00:01
Hi, I'm Dr. Rhonda Lawes.
00:03
And in this video we're going to
take a look at Beers Criteria.
00:06
Now the beers criteria are a guide
for increasing the safety
of medication administration
for older adults.
00:13
So let's take a look at what
we're going to examine overall.
00:16
The main concepts
we'll cover in this video
will be the history of the criteria
and their purpose.
00:21
We'll talk about how it's used
in the healthcare environment,
and help you remember,
which older adults are at
highest risk by using the acronym.
00:29
Finally, we'll talk about
advocating for older adults
in using the criteria.
00:35
The history of the
criteria and their purpose.
00:37
Well, these beers
criteria are published
by the American
Geriatric Society or the AGS.
00:43
Now these criteria are based
on the best understanding
of the research evidence at
the time they're published.
00:49
Now, these are essential for
nurse practitioners and RNs
caring for geriatric patients.
00:55
So the recommendations are intended
for general information only.
00:59
They're not considered
medical advice,
but they should be
something that's considered
in your care of geriatric clients.
01:05
So these don't replace
professional medical advice
like an APRN or a physician.
01:11
You always want to make sure
if there's a specific condition,
these are just guidelines.
01:17
If you're not familiar
with the Beers Criteria,
it's meant to be utilized in
the healthcare environment.
01:22
This list, the beers criteria,
is an evolving list of potentially
inappropriate medications
for older adults.
01:29
You may see them in the literature
as PIMS, P-I-M-S.
01:33
Now, healthcare providers
like nurse practitioners
are advised to avoid prescribing
these medications whenever possible.
01:40
The rationale is because of the
increased risk of adverse effects
and therefore that makes them
of limited therapeutic benefit.

=== BRIEF A ===
Answer these from the Beers Criteria transcript, one line each:
(i) Which organization publishes the criteria?
(ii) By what abbreviation may the listed medications appear in the literature?
(iii) What rationale is given for advising providers to avoid prescribing these medications?
=== BRIEF B ===
For each statement, say whether the Beers Criteria transcript agrees (yes or no), and quote the words that decide it:
(i) The recommendations are considered medical advice.
(ii) The criteria serve as a guide for safer medication administration for older adults.
(iii) The list of potentially inappropriate medications is fixed and does not change.

=== DATA EXTRACT ===
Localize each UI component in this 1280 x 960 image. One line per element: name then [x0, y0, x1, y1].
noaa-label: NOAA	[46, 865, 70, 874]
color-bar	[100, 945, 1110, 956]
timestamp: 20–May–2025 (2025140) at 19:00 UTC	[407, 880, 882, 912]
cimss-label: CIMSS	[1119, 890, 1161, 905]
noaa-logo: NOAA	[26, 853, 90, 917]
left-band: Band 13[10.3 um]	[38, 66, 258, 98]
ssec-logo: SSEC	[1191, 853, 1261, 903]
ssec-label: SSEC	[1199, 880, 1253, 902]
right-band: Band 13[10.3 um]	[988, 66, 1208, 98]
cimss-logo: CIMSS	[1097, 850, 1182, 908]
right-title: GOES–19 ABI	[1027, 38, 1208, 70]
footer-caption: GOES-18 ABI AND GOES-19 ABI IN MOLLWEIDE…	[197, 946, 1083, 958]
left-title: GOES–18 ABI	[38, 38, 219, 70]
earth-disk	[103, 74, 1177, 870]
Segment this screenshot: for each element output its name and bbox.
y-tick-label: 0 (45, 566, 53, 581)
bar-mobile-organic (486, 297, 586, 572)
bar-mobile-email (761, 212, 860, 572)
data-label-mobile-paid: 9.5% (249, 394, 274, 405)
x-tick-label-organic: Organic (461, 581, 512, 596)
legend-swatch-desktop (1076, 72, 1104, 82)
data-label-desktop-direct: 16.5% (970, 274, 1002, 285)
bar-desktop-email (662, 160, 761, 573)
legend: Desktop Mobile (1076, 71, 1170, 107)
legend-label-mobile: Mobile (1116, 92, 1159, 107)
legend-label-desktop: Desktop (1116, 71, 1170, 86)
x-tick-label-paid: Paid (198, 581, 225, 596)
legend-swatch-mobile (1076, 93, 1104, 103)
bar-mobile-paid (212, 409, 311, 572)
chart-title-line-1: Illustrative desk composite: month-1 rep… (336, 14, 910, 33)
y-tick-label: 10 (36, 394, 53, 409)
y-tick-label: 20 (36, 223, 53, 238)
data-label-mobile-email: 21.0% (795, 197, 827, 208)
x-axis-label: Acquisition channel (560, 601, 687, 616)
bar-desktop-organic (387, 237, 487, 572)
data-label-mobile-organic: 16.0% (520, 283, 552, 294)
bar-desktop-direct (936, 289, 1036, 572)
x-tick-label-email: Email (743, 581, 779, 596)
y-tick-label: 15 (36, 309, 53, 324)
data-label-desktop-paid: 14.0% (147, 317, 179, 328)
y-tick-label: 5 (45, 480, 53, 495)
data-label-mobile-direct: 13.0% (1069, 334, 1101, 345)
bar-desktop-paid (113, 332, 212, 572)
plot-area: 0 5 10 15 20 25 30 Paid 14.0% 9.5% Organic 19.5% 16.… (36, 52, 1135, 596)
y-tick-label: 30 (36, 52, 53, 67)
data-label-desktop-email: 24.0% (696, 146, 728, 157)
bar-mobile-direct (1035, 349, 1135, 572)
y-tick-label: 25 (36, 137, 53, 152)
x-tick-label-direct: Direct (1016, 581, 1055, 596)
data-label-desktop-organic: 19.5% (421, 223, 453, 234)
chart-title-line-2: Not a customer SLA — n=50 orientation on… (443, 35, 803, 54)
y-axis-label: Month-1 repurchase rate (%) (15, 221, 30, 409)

=== OUTPUT A ===
(i) The American Geriatric Society (AGS)
(ii) PIMS
(iii) They carry an increased risk of adverse effects, which makes them of limited therapeutic benefit.

=== OUTPUT B ===
(i) No: "They're not considered medical advice"
(ii) Yes: "the beers criteria are a guide for increasing the safety of medication administration for older adults"
(iii) No: "is an evolving list of potentially inappropriate medications"